◆ Records
· · · · ·

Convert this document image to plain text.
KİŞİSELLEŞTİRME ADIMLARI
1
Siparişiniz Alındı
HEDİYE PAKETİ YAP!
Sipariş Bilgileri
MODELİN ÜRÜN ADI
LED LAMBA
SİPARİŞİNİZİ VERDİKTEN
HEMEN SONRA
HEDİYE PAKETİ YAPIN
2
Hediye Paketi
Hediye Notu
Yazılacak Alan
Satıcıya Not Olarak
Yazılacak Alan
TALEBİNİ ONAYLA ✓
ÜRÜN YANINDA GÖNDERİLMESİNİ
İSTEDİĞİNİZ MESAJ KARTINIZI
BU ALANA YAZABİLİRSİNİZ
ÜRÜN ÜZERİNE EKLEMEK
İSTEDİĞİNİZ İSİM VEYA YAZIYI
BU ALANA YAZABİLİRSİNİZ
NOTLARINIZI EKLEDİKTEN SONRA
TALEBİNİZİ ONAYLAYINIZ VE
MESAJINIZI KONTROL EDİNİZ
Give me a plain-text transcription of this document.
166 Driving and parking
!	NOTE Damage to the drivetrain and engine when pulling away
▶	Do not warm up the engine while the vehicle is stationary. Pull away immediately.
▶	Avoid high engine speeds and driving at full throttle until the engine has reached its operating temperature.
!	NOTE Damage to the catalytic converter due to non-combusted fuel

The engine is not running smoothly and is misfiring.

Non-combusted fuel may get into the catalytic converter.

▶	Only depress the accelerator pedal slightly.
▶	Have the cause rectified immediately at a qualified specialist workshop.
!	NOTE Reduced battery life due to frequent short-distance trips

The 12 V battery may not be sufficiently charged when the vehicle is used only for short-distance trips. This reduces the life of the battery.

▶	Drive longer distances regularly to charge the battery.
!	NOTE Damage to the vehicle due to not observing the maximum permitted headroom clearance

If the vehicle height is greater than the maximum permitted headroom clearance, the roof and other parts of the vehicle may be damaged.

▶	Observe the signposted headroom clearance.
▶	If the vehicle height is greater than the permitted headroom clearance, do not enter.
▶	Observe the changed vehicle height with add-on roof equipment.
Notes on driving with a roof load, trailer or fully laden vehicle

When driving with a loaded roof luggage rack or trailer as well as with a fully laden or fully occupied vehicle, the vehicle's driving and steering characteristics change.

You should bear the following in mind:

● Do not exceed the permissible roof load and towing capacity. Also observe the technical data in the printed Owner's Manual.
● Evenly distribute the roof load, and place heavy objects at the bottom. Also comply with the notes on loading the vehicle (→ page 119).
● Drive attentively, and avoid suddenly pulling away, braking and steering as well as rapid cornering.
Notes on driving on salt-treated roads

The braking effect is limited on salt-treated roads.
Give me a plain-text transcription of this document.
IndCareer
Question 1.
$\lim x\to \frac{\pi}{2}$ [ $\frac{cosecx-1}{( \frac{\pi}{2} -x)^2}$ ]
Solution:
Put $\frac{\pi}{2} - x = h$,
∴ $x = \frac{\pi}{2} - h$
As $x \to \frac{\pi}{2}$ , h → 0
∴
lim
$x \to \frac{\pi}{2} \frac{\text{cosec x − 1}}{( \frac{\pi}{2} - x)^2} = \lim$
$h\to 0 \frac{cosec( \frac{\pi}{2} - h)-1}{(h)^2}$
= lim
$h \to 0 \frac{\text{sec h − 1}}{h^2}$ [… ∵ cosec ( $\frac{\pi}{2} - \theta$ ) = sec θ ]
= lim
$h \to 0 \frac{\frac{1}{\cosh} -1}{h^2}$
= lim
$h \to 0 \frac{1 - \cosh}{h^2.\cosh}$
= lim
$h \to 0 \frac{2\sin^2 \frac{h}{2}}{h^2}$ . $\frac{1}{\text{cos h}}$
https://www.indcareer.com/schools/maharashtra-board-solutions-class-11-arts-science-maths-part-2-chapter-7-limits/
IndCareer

· · · · ·

◆ TASK TO CARRY OUT
Give a word-for-word copy of the records.

◆ CORRECT RESULT
Convert this document image to plain text.
KİŞİSELLEŞTİRME ADIMLARI
1
Siparişiniz Alındı
HEDİYE PAKETİ YAP!
Sipariş Bilgileri
MODELİN ÜRÜN ADI
LED LAMBA
SİPARİŞİNİZİ VERDİKTEN
HEMEN SONRA
HEDİYE PAKETİ YAPIN
2
Hediye Paketi
Hediye Notu
Yazılacak Alan
Satıcıya Not Olarak
Yazılacak Alan
TALEBİNİ ONAYLA ✓
ÜRÜN YANINDA GÖNDERİLMESİNİ
İSTEDİĞİNİZ MESAJ KARTINIZI
BU ALANA YAZABİLİRSİNİZ
ÜRÜN ÜZERİNE EKLEMEK
İSTEDİĞİNİZ İSİM VEYA YAZIYI
BU ALANA YAZABİLİRSİNİZ
NOTLARINIZI EKLEDİKTEN SONRA
TALEBİNİZİ ONAYLAYINIZ VE
MESAJINIZI KONTROL EDİNİZ
Give me a plain-text transcription of this document.
166 Driving and parking
!	NOTE Damage to the drivetrain and engine when pulling away
▶	Do not warm up the engine while the vehicle is stationary. Pull away immediately.
▶	Avoid high engine speeds and driving at full throttle until the engine has reached its operating temperature.
!	NOTE Damage to the catalytic converter due to non-combusted fuel

The engine is not running smoothly and is misfiring.

Non-combusted fuel may get into the catalytic converter.

▶	Only depress the accelerator pedal slightly.
▶	Have the cause rectified immediately at a qualified specialist workshop.
!	NOTE Reduced battery life due to frequent short-distance trips

The 12 V battery may not be sufficiently charged when the vehicle is used only for short-distance trips. This reduces the life of the battery.

▶	Drive longer distances regularly to charge the battery.
!	NOTE Damage to the vehicle due to not observing the maximum permitted headroom clearance

If the vehicle height is greater than the maximum permitted headroom clearance, the roof and other parts of the vehicle may be damaged.

▶	Observe the signposted headroom clearance.
▶	If the vehicle height is greater than the permitted headroom clearance, do not enter.
▶	Observe the changed vehicle height with add-on roof equipment.
Notes on driving with a roof load, trailer or fully laden vehicle

When driving with a loaded roof luggage rack or trailer as well as with a fully laden or fully occupied vehicle, the vehicle's driving and steering characteristics change.

You should bear the following in mind:

● Do not exceed the permissible roof load and towing capacity. Also observe the technical data in the printed Owner's Manual.
● Evenly distribute the roof load, and place heavy objects at the bottom. Also comply with the notes on loading the vehicle (→ page 119).
● Drive attentively, and avoid suddenly pulling away, braking and steering as well as rapid cornering.
Notes on driving on salt-treated roads

The braking effect is limited on salt-treated roads.
Give me a plain-text transcription of this document.
IndCareer
Question 1.
$\lim x\to \frac{\pi}{2}$ [ $\frac{cosecx-1}{( \frac{\pi}{2} -x)^2}$ ]
Solution:
Put $\frac{\pi}{2} - x = h$,
∴ $x = \frac{\pi}{2} - h$
As $x \to \frac{\pi}{2}$ , h → 0
∴
lim
$x \to \frac{\pi}{2} \frac{\text{cosec x − 1}}{( \frac{\pi}{2} - x)^2} = \lim$
$h\to 0 \frac{cosec( \frac{\pi}{2} - h)-1}{(h)^2}$
= lim
$h \to 0 \frac{\text{sec h − 1}}{h^2}$ [… ∵ cosec ( $\frac{\pi}{2} - \theta$ ) = sec θ ]
= lim
$h \to 0 \frac{\frac{1}{\cosh} -1}{h^2}$
= lim
$h \to 0 \frac{1 - \cosh}{h^2.\cosh}$
= lim
$h \to 0 \frac{2\sin^2 \frac{h}{2}}{h^2}$ . $\frac{1}{\text{cos h}}$
https://www.indcareer.com/schools/maharashtra-board-solutions-class-11-arts-science-maths-part-2-chapter-7-limits/
IndCareer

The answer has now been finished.